Your goal =>
Search the listing below for the word "China" and copy each line that holds it.

Provided records =>
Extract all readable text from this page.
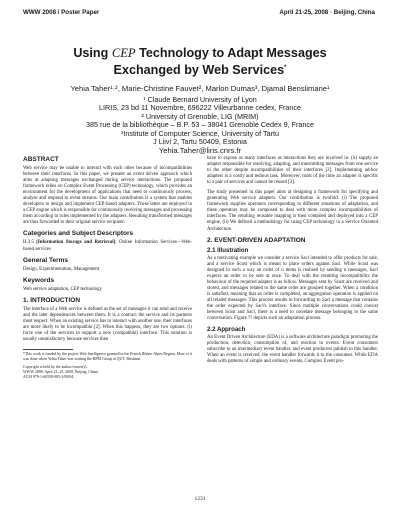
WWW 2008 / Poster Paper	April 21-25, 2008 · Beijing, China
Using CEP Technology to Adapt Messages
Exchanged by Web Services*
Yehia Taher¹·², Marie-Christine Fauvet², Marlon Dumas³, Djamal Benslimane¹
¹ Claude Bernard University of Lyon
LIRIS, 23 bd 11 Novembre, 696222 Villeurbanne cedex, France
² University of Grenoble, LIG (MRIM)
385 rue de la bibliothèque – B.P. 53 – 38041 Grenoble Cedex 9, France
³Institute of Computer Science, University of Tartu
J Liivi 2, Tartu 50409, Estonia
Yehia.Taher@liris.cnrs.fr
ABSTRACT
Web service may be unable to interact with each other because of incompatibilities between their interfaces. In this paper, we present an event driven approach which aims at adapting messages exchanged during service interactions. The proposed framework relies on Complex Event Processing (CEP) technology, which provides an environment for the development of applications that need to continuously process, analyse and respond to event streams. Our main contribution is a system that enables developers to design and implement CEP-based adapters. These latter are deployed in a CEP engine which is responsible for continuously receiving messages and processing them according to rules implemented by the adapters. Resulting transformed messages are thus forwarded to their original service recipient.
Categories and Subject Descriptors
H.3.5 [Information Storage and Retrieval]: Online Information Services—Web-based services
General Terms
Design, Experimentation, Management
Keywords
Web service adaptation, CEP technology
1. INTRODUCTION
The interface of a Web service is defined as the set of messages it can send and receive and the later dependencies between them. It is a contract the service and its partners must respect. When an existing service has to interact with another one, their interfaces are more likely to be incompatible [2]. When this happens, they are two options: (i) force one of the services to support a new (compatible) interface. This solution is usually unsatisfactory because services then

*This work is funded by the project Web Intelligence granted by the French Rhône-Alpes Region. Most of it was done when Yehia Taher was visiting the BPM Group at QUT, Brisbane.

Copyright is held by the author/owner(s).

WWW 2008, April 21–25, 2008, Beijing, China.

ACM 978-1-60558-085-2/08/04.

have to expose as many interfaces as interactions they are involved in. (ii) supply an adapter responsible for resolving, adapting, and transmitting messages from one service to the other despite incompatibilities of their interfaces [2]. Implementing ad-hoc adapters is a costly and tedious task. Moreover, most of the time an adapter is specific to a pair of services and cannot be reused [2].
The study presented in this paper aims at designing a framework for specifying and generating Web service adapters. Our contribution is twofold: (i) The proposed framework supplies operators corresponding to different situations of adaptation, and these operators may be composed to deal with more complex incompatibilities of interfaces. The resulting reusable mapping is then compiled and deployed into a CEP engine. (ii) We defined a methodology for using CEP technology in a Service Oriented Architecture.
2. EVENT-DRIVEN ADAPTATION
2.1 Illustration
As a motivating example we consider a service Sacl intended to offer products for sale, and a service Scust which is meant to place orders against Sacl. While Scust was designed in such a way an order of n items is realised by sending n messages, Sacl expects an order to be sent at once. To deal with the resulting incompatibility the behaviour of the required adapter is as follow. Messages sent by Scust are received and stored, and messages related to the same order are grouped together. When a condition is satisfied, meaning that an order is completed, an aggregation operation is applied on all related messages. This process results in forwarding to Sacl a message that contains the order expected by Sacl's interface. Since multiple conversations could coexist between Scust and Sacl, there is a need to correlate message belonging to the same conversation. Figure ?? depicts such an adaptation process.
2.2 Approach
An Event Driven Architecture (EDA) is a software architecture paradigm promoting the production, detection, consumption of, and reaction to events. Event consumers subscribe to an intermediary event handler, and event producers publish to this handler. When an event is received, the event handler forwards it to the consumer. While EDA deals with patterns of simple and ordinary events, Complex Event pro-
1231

The reply =>
WWW 2008 / Poster Paper	April 21-25, 2008 · Beijing, China
WWW 2008, April 21–25, 2008, Beijing, China.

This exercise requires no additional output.